* _TASK DIRECTIONS_
Print the records below exactly as they appear.
— START —
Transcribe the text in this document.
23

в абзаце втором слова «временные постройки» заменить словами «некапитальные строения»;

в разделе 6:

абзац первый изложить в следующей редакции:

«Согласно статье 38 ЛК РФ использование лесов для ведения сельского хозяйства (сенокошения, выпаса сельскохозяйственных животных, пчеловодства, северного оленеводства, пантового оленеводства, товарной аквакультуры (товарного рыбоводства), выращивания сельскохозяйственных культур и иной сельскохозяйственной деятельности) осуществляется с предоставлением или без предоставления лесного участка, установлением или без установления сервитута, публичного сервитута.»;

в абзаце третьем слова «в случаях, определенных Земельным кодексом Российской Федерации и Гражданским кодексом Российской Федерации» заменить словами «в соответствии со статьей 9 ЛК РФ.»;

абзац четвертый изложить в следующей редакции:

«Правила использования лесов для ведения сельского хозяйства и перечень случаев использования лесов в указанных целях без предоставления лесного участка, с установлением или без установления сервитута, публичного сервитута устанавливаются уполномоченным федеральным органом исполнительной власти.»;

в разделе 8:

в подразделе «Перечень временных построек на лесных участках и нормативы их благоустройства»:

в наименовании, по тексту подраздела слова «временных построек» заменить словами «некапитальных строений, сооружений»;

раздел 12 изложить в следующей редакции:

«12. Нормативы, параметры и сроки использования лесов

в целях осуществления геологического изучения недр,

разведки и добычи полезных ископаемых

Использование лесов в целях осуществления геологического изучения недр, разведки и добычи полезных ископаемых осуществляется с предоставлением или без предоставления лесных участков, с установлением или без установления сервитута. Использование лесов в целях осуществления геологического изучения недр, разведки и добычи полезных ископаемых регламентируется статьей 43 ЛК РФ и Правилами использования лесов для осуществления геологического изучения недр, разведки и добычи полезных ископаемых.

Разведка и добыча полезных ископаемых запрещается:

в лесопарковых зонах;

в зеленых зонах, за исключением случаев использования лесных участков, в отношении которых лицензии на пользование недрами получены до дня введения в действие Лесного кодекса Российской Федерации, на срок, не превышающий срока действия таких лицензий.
— END —
* _CORRECT RESULT_
Transcribe the text in this document.
23

в абзаце втором слова «временные постройки» заменить словами «некапитальные строения»;

в разделе 6:

абзац первый изложить в следующей редакции:

«Согласно статье 38 ЛК РФ использование лесов для ведения сельского хозяйства (сенокошения, выпаса сельскохозяйственных животных, пчеловодства, северного оленеводства, пантового оленеводства, товарной аквакультуры (товарного рыбоводства), выращивания сельскохозяйственных культур и иной сельскохозяйственной деятельности) осуществляется с предоставлением или без предоставления лесного участка, установлением или без установления сервитута, публичного сервитута.»;

в абзаце третьем слова «в случаях, определенных Земельным кодексом Российской Федерации и Гражданским кодексом Российской Федерации» заменить словами «в соответствии со статьей 9 ЛК РФ.»;

абзац четвертый изложить в следующей редакции:

«Правила использования лесов для ведения сельского хозяйства и перечень случаев использования лесов в указанных целях без предоставления лесного участка, с установлением или без установления сервитута, публичного сервитута устанавливаются уполномоченным федеральным органом исполнительной власти.»;

в разделе 8:

в подразделе «Перечень временных построек на лесных участках и нормативы их благоустройства»:

в наименовании, по тексту подраздела слова «временных построек» заменить словами «некапитальных строений, сооружений»;

раздел 12 изложить в следующей редакции:

«12. Нормативы, параметры и сроки использования лесов

в целях осуществления геологического изучения недр,

разведки и добычи полезных ископаемых

Использование лесов в целях осуществления геологического изучения недр, разведки и добычи полезных ископаемых осуществляется с предоставлением или без предоставления лесных участков, с установлением или без установления сервитута. Использование лесов в целях осуществления геологического изучения недр, разведки и добычи полезных ископаемых регламентируется статьей 43 ЛК РФ и Правилами использования лесов для осуществления геологического изучения недр, разведки и добычи полезных ископаемых.

Разведка и добыча полезных ископаемых запрещается:

в лесопарковых зонах;

в зеленых зонах, за исключением случаев использования лесных участков, в отношении которых лицензии на пользование недрами получены до дня введения в действие Лесного кодекса Российской Федерации, на срок, не превышающий срока действия таких лицензий.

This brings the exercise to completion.